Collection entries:
============================================================
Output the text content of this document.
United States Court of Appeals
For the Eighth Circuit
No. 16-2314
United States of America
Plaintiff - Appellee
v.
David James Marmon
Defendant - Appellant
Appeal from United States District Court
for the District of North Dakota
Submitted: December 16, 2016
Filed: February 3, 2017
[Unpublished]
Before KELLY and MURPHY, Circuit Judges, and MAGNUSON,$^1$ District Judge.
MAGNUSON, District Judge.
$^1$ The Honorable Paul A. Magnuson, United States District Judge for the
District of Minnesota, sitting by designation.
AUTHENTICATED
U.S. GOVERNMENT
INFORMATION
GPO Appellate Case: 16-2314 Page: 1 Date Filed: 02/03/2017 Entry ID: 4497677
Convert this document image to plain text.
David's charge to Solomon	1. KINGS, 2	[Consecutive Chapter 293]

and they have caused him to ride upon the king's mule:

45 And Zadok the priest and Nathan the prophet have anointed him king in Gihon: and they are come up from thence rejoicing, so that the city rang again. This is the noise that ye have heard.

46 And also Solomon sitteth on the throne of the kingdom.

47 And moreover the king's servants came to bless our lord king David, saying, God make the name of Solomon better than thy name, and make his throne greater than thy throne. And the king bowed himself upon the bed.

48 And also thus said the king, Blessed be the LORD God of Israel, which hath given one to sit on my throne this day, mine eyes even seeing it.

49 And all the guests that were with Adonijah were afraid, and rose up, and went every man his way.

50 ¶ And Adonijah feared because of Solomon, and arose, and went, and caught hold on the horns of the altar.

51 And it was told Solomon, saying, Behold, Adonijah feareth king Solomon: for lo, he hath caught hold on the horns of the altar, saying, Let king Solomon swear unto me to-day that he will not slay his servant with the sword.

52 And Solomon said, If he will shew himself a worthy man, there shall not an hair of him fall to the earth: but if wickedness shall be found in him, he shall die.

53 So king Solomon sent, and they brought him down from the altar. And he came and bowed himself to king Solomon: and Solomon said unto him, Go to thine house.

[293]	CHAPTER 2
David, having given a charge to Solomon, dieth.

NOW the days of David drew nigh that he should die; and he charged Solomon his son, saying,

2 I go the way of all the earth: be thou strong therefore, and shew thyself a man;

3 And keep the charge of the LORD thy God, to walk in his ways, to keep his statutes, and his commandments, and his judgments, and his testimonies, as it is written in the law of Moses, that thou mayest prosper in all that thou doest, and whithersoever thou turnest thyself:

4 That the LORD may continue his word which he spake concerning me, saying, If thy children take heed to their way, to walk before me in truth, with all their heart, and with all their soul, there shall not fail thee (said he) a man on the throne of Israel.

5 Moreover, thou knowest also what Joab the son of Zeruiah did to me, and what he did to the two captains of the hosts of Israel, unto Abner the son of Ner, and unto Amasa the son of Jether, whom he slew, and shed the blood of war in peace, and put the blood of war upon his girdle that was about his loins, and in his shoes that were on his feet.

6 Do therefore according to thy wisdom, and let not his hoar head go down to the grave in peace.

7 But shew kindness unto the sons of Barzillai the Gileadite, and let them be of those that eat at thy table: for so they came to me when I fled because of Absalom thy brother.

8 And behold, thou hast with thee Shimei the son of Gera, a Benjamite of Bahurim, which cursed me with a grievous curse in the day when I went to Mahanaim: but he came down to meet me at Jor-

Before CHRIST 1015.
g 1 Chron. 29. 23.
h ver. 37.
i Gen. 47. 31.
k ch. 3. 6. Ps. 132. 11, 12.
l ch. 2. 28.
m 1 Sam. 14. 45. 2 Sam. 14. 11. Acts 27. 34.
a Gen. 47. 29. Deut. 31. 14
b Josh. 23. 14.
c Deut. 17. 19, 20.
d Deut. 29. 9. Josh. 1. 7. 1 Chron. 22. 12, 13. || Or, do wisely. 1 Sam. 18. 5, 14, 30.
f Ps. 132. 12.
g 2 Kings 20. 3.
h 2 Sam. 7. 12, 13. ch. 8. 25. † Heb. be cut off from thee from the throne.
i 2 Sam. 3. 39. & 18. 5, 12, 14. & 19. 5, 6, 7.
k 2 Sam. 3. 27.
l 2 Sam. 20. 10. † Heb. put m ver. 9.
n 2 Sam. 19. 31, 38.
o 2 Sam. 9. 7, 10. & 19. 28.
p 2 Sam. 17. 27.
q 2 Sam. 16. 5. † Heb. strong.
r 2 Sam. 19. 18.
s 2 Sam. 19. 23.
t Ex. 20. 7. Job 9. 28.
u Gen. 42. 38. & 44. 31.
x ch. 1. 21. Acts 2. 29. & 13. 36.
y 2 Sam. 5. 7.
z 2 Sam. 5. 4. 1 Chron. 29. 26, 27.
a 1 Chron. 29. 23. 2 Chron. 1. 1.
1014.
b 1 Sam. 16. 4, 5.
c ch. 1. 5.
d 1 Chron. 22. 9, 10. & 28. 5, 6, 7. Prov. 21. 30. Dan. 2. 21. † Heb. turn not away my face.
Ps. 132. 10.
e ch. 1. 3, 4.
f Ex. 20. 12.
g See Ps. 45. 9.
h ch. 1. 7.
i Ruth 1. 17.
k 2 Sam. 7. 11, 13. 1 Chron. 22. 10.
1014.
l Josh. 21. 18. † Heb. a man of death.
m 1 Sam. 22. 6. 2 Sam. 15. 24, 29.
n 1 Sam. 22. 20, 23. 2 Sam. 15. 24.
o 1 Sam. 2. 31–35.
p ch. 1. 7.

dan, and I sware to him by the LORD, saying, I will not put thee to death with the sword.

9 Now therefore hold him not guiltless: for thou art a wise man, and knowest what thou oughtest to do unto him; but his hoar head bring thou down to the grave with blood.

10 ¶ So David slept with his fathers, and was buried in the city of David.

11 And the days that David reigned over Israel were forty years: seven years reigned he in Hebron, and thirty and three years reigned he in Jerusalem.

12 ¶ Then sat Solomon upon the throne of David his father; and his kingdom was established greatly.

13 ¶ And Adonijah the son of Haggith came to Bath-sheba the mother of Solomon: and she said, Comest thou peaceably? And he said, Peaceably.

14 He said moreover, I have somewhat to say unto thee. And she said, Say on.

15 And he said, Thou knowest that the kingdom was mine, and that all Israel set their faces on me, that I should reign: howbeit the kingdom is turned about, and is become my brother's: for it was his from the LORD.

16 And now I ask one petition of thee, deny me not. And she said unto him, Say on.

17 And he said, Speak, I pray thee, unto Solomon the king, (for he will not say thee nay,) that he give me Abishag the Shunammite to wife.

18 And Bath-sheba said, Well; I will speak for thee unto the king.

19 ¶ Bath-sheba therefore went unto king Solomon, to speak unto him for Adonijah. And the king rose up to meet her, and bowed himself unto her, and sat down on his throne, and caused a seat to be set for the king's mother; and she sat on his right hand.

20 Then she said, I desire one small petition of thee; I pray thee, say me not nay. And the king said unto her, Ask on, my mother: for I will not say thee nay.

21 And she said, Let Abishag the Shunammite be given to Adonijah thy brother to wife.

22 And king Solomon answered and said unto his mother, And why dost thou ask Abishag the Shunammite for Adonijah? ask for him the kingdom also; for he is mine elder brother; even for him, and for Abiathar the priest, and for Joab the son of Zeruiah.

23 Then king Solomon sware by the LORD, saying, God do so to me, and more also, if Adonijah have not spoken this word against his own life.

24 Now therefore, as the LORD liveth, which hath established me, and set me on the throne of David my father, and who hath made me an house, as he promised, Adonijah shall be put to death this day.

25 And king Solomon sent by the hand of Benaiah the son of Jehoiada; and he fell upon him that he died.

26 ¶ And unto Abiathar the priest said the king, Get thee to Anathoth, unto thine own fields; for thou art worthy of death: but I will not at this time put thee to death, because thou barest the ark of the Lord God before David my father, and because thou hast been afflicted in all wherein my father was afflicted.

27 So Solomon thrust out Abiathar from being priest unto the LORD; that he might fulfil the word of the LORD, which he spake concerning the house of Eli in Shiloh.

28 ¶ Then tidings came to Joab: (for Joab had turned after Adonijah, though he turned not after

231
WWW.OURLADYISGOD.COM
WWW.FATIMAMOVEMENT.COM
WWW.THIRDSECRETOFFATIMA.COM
============================================================
Filter the records above for lines containing the word "Josh", and copy those lines.

b Josh. 23. 14.
d Deut. 29. 9. Josh. 1. 7. 1 Chron. 22. 12, 13. || Or, do wisely. 1 Sam. 18. 5, 14, 30.
l Josh. 21. 18. † Heb. a man of death.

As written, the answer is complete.